MATERIAL SHOWN »
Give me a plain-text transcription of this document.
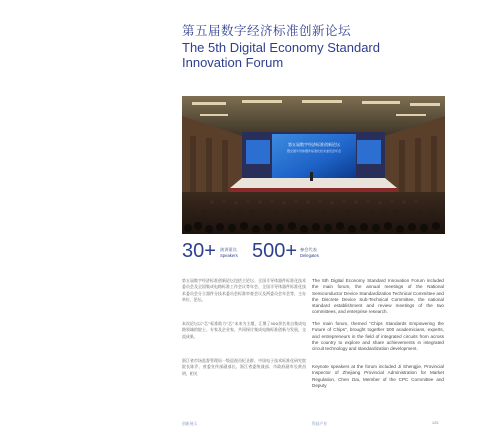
第五届数字经济标准创新论坛
The 5th Digital Economy Standard Innovation Forum
第五届数字经济标准创新论坛
暨全国半导体器件标准化技术委员会年会
30+ 演讲嘉宾
Speakers 500+ 参会代表
Delegates

第五届数字经济标准创新论坛包括主论坛、全国半导体器件标准化技术委员会及全国集成电路标准工作会议等年会、全国半导体器件标准化技术委员会分立器件分技术委员会标准审查会议及两委员会年会等，主办单位、论坛。

本次论坛以“芯”标准助力“芯”未来为主题，汇聚了500余名来自集成电路领域的院士、专家及企业家，共同探讨集成电路标准创新与发展，交流成果。

浙江省市场监督管理局一级巡视员纪圣群、中国电子技术标准化研究院院长陈乔、省委宣传部副部长、浙江省委统战部、市政府副市长黄昌明、相关

The 5th Digital Economy Standard Innovation Forum included the main forum, the annual meetings of the National Semiconductor Device Standardization Technical Committee and the Discrete Device Sub-Technical Committee, the national standard establishment and review meetings of the two committees, and enterprise research.

The main forum, themed “Chips Standards Empowering the Future of Chips”, brought together 500 academicians, experts, and entrepreneurs in the field of integrated circuits from across the country to explore and share achievements in integrated circuit technology and standardization development.

Keynote speakers at the forum included Ji Shengjie, Provincial Inspector of Zhejiang Provincial Administration for Market Regulation, Chen Dai, Member of the CPC Committee and Deputy

创新展示	科技产业	125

CHALLENGE » Copy out each line exactly, without the pictures.

RESULT FOR THIS TASK »
Give me a plain-text transcription of this document.
第五届数字经济标准创新论坛
The 5th Digital Economy Standard Innovation Forum
第五届数字经济标准创新论坛
暨全国半导体器件标准化技术委员会年会
30+ 演讲嘉宾
Speakers 500+ 参会代表
Delegates

第五届数字经济标准创新论坛包括主论坛、全国半导体器件标准化技术委员会及全国集成电路标准工作会议等年会、全国半导体器件标准化技术委员会分立器件分技术委员会标准审查会议及两委员会年会等，主办单位、论坛。

本次论坛以“芯”标准助力“芯”未来为主题，汇聚了500余名来自集成电路领域的院士、专家及企业家，共同探讨集成电路标准创新与发展，交流成果。

浙江省市场监督管理局一级巡视员纪圣群、中国电子技术标准化研究院院长陈乔、省委宣传部副部长、浙江省委统战部、市政府副市长黄昌明、相关

The 5th Digital Economy Standard Innovation Forum included the main forum, the annual meetings of the National Semiconductor Device Standardization Technical Committee and the Discrete Device Sub-Technical Committee, the national standard establishment and review meetings of the two committees, and enterprise research.

The main forum, themed “Chips Standards Empowering the Future of Chips”, brought together 500 academicians, experts, and entrepreneurs in the field of integrated circuits from across the country to explore and share achievements in integrated circuit technology and standardization development.

Keynote speakers at the forum included Ji Shengjie, Provincial Inspector of Zhejiang Provincial Administration for Market Regulation, Chen Dai, Member of the CPC Committee and Deputy

创新展示	科技产业	125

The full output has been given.